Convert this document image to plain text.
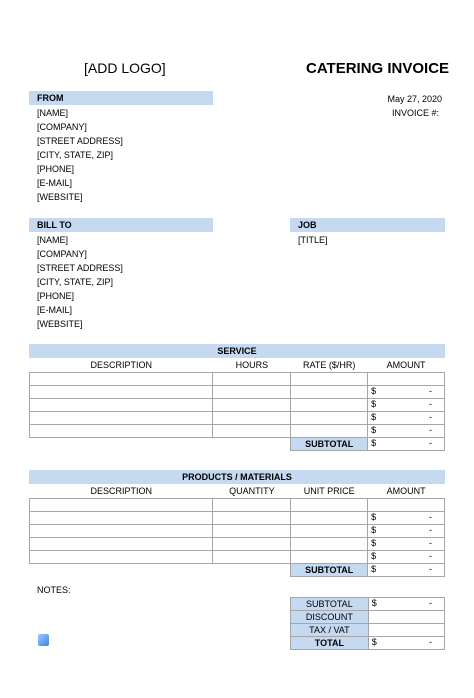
[ADD LOGO]	CATERING INVOICE
May 27, 2020
INVOICE #:
FROM
[NAME]
[COMPANY]
[STREET ADDRESS]
[CITY, STATE, ZIP]
[PHONE]
[E-MAIL]
[WEBSITE]
BILL TO
[NAME]
[COMPANY]
[STREET ADDRESS]
[CITY, STATE, ZIP]
[PHONE]
[E-MAIL]
[WEBSITE]
JOB
[TITLE]
SERVICE
DESCRIPTION	HOURS	RATE ($/HR)	AMOUNT

			$ -

			$ -

			$ -

			$ -

		SUBTOTAL	$ -
PRODUCTS / MATERIALS
DESCRIPTION	QUANTITY	UNIT PRICE	AMOUNT

			$ -

			$ -

			$ -

			$ -

		SUBTOTAL	$ -
NOTES:
SUBTOTAL	$ -

DISCOUNT	
TAX / VAT	
TOTAL	$ -
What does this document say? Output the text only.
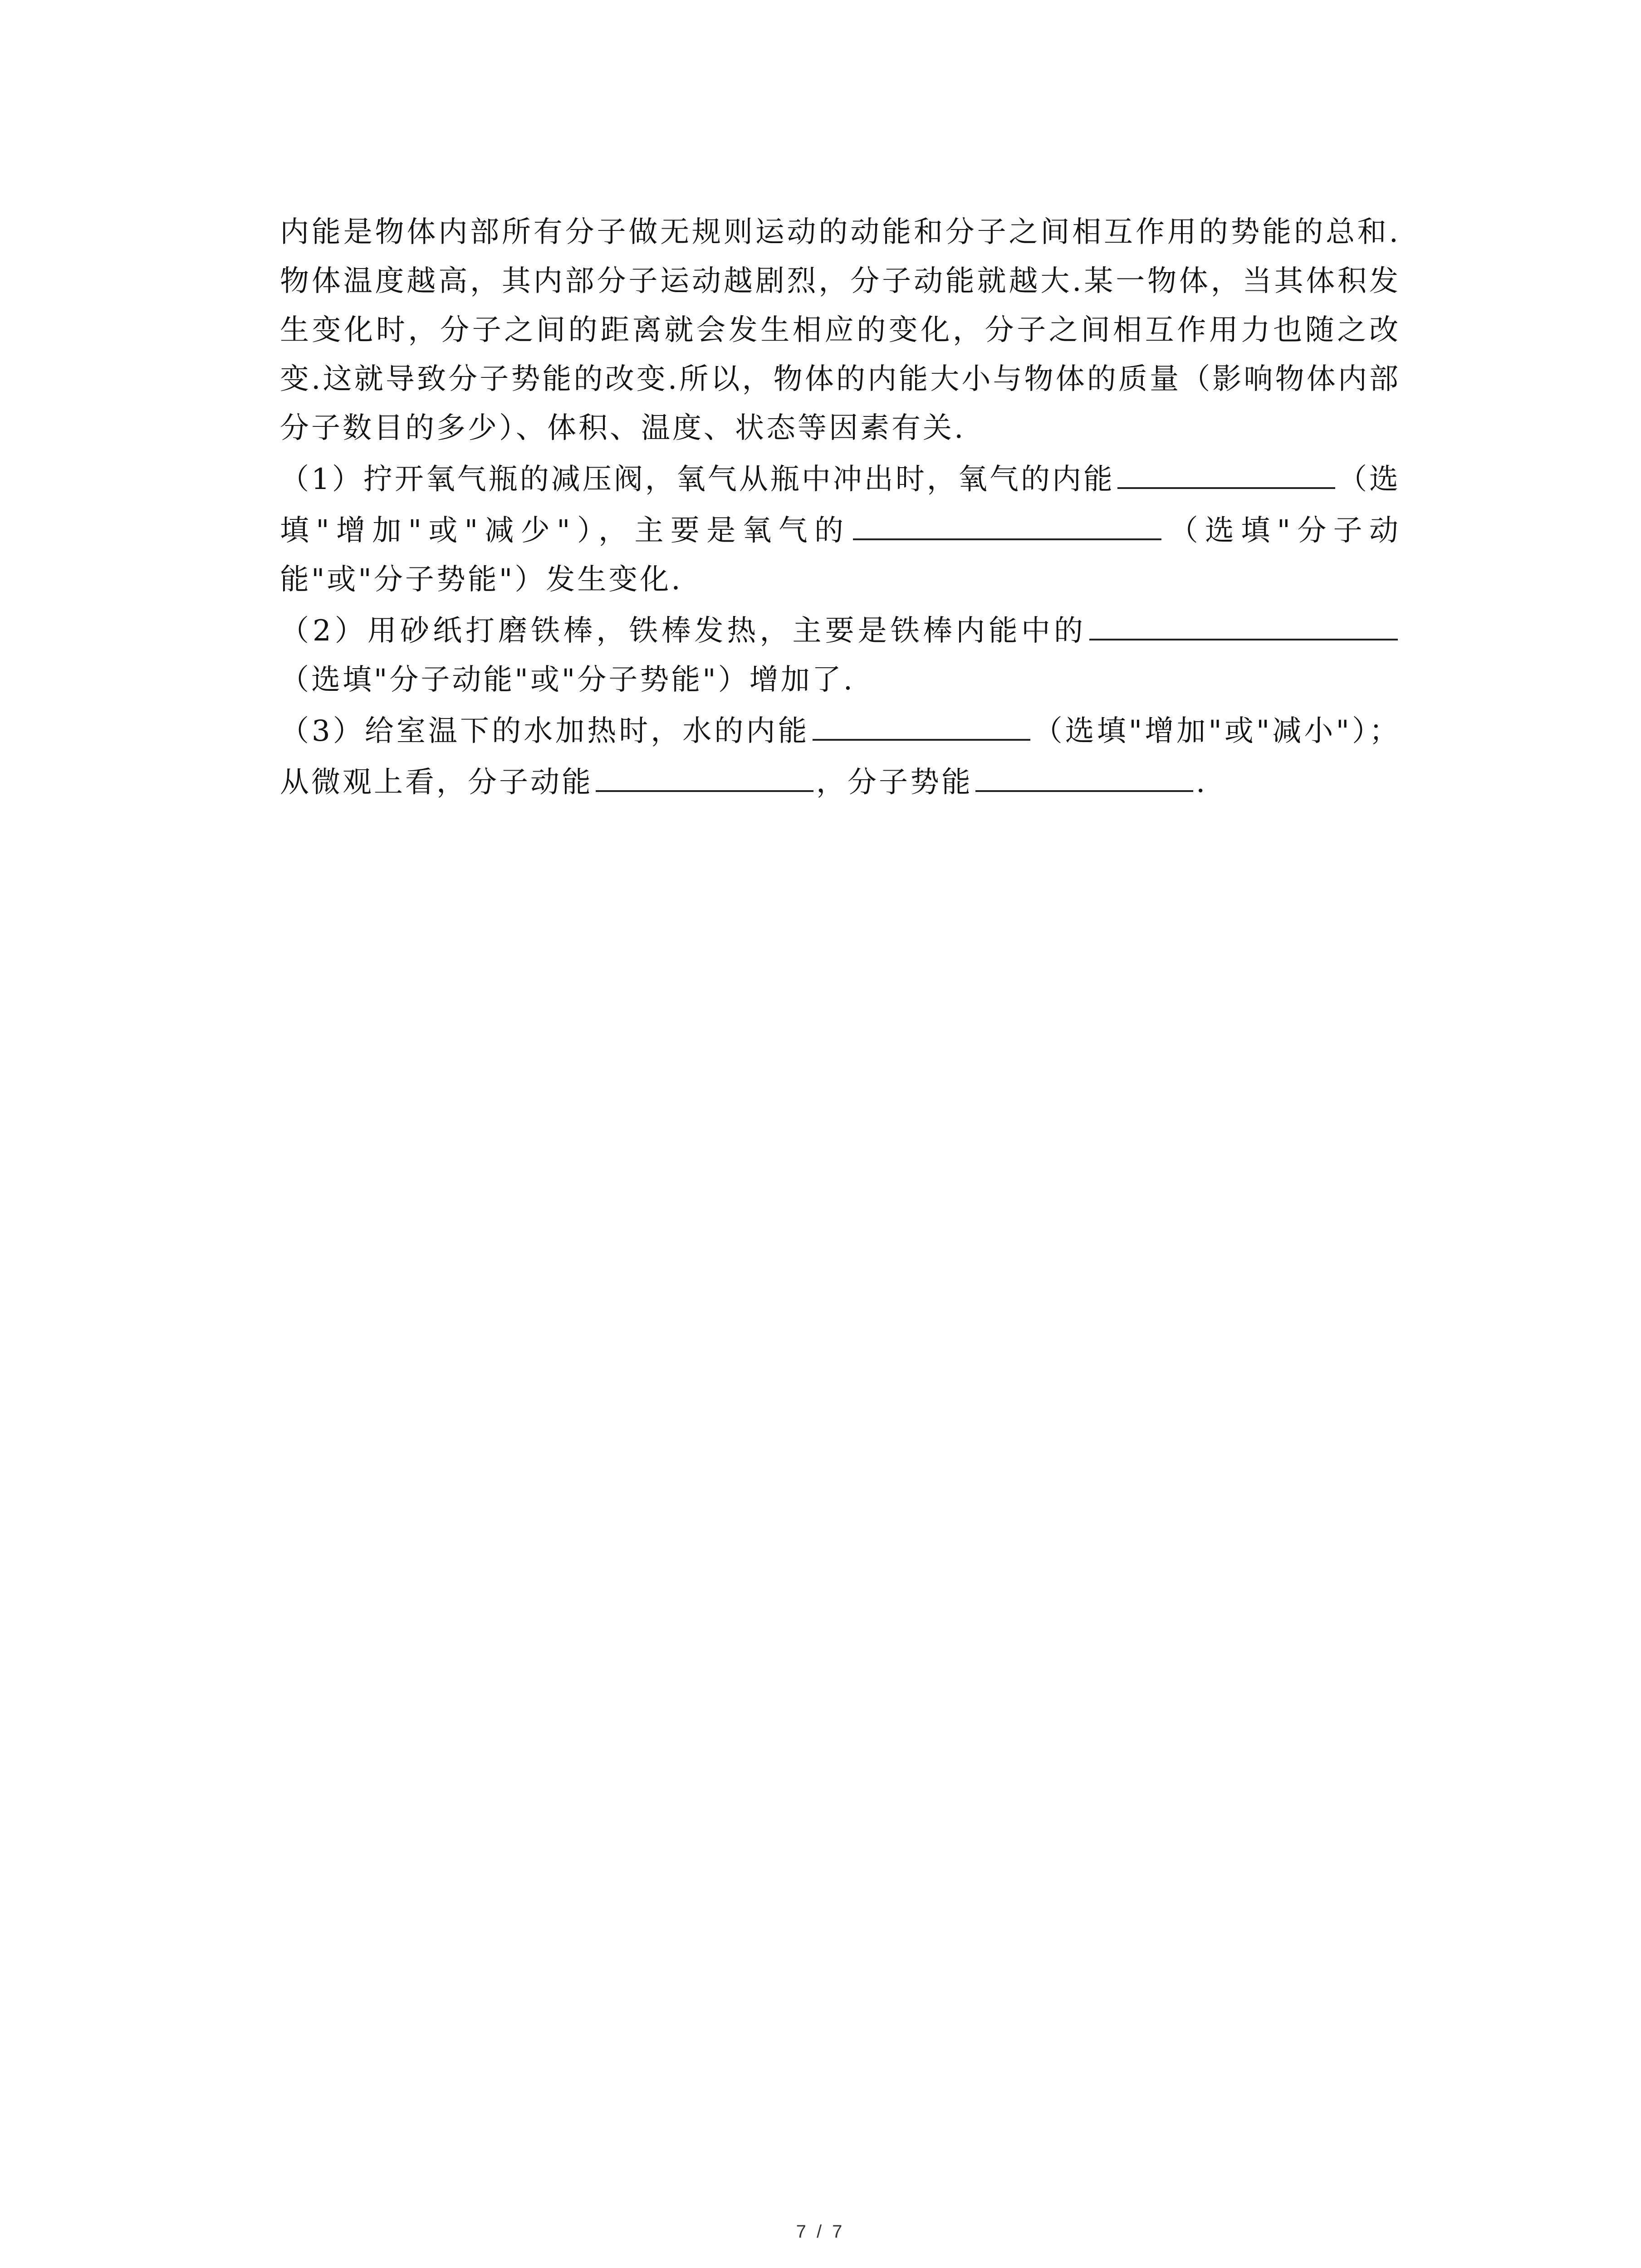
内能是物体内部所有分子做无规则运动的动能和分子之间相互作用的势能的总和.物体温度越高，其内部分子运动越剧烈，分子动能就越大.某一物体，当其体积发生变化时，分子之间的距离就会发生相应的变化，分子之间相互作用力也随之改变.这就导致分子势能的改变.所以，物体的内能大小与物体的质量（影响物体内部分子数目的多少）、体积、温度、状态等因素有关.

（1）拧开氧气瓶的减压阀，氧气从瓶中冲出时，氧气的内能	（选填"增加"或"减少"），主要是氧气的	（选填"分子动能"或"分子势能"）发生变化.

（2）用砂纸打磨铁棒，铁棒发热，主要是铁棒内能中的（选填"分子动能"或"分子势能"）增加了.

（3）给室温下的水加热时，水的内能	（选填"增加"或"减小"）；从微观上看，分子动能	，分子势能	.

7 / 7
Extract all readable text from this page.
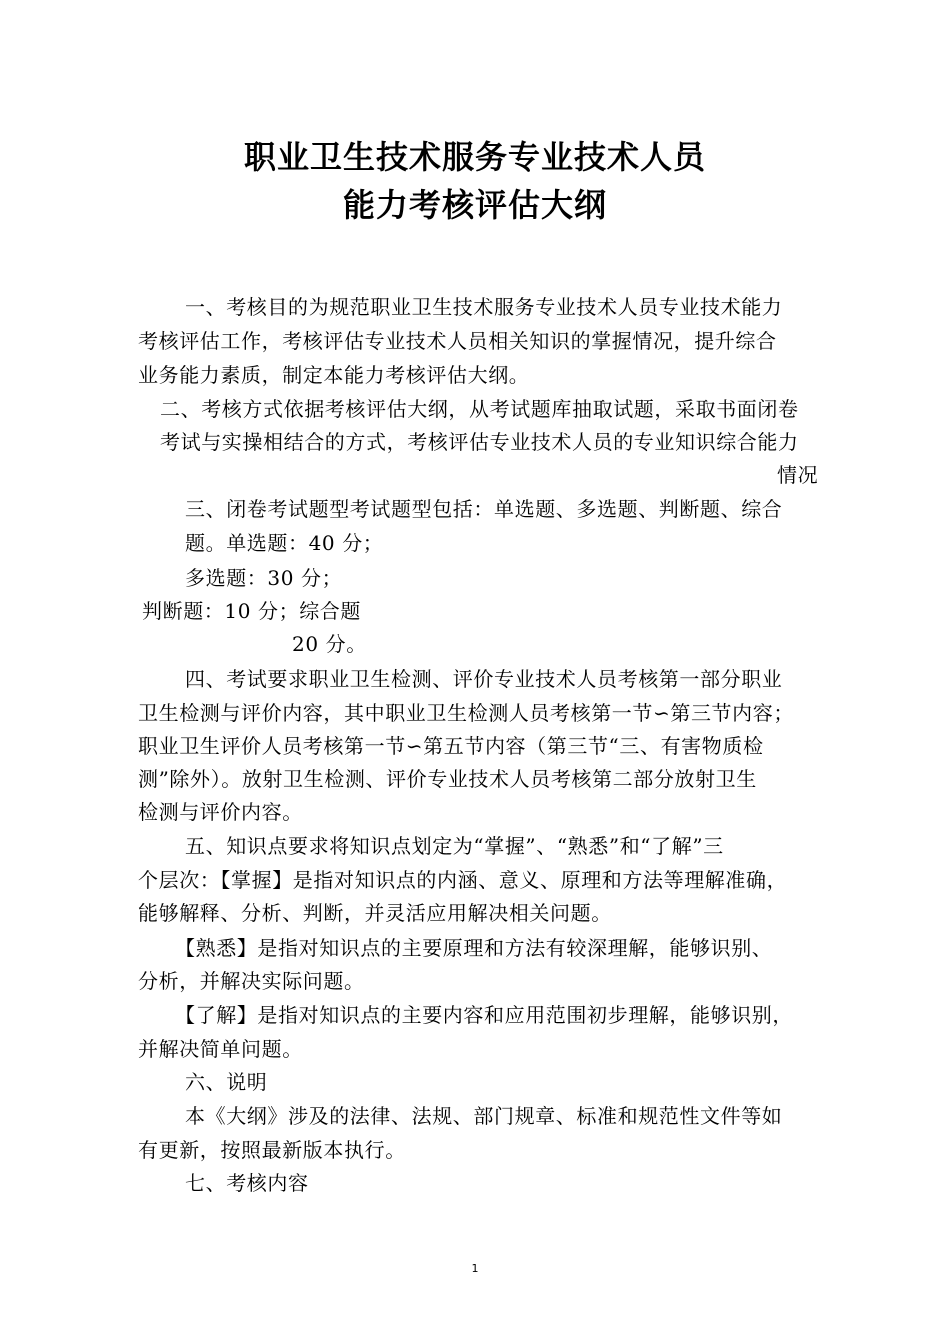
职业卫生技术服务专业技术人员
能力考核评估大纲
一、考核目的为规范职业卫生技术服务专业技术人员专业技术能力
考核评估工作，考核评估专业技术人员相关知识的掌握情况，提升综合
业务能力素质，制定本能力考核评估大纲。
二、考核方式依据考核评估大纲，从考试题库抽取试题，采取书面闭卷
考试与实操相结合的方式，考核评估专业技术人员的专业知识综合能力
情况
三、闭卷考试题型考试题型包括：单选题、多选题、判断题、综合
题。单选题：40 分；
多选题：30 分；
判断题：10 分；综合题
20 分。
四、考试要求职业卫生检测、评价专业技术人员考核第一部分职业
卫生检测与评价内容，其中职业卫生检测人员考核第一节∽第三节内容；
职业卫生评价人员考核第一节∽第五节内容（第三节“三、有害物质检
测”除外）。放射卫生检测、评价专业技术人员考核第二部分放射卫生
检测与评价内容。
五、知识点要求将知识点划定为“掌握”、“熟悉”和“了解”三
个层次：【掌握】是指对知识点的内涵、意义、原理和方法等理解准确，
能够解释、分析、判断，并灵活应用解决相关问题。
【熟悉】是指对知识点的主要原理和方法有较深理解，能够识别、
分析，并解决实际问题。
【了解】是指对知识点的主要内容和应用范围初步理解，能够识别，
并解决简单问题。
六、说明
本《大纲》涉及的法律、法规、部门规章、标准和规范性文件等如
有更新，按照最新版本执行。
七、考核内容
1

## Task description
Only the lines from the line containing "What does this" through the end of the data are to be reproduced, exactly and with both ends included; pictures are omitted.

## Exercise answer
What does this document say? Output the text only.
内能是物体内部所有分子做无规则运动的动能和分子之间相互作用的势能的总和.物体温度越高，其内部分子运动越剧烈，分子动能就越大.某一物体，当其体积发生变化时，分子之间的距离就会发生相应的变化，分子之间相互作用力也随之改变.这就导致分子势能的改变.所以，物体的内能大小与物体的质量（影响物体内部分子数目的多少）、体积、温度、状态等因素有关.

（1）拧开氧气瓶的减压阀，氧气从瓶中冲出时，氧气的内能	（选填"增加"或"减少"），主要是氧气的	（选填"分子动能"或"分子势能"）发生变化.

（2）用砂纸打磨铁棒，铁棒发热，主要是铁棒内能中的（选填"分子动能"或"分子势能"）增加了.

（3）给室温下的水加热时，水的内能	（选填"增加"或"减小"）；从微观上看，分子动能	，分子势能	.

7 / 7
Extract all readable text from this page.
职业卫生技术服务专业技术人员
能力考核评估大纲
一、考核目的为规范职业卫生技术服务专业技术人员专业技术能力
考核评估工作，考核评估专业技术人员相关知识的掌握情况，提升综合
业务能力素质，制定本能力考核评估大纲。
二、考核方式依据考核评估大纲，从考试题库抽取试题，采取书面闭卷
考试与实操相结合的方式，考核评估专业技术人员的专业知识综合能力
情况
三、闭卷考试题型考试题型包括：单选题、多选题、判断题、综合
题。单选题：40 分；
多选题：30 分；
判断题：10 分；综合题
20 分。
四、考试要求职业卫生检测、评价专业技术人员考核第一部分职业
卫生检测与评价内容，其中职业卫生检测人员考核第一节∽第三节内容；
职业卫生评价人员考核第一节∽第五节内容（第三节“三、有害物质检
测”除外）。放射卫生检测、评价专业技术人员考核第二部分放射卫生
检测与评价内容。
五、知识点要求将知识点划定为“掌握”、“熟悉”和“了解”三
个层次：【掌握】是指对知识点的内涵、意义、原理和方法等理解准确，
能够解释、分析、判断，并灵活应用解决相关问题。
【熟悉】是指对知识点的主要原理和方法有较深理解，能够识别、
分析，并解决实际问题。
【了解】是指对知识点的主要内容和应用范围初步理解，能够识别，
并解决简单问题。
六、说明
本《大纲》涉及的法律、法规、部门规章、标准和规范性文件等如
有更新，按照最新版本执行。
七、考核内容
1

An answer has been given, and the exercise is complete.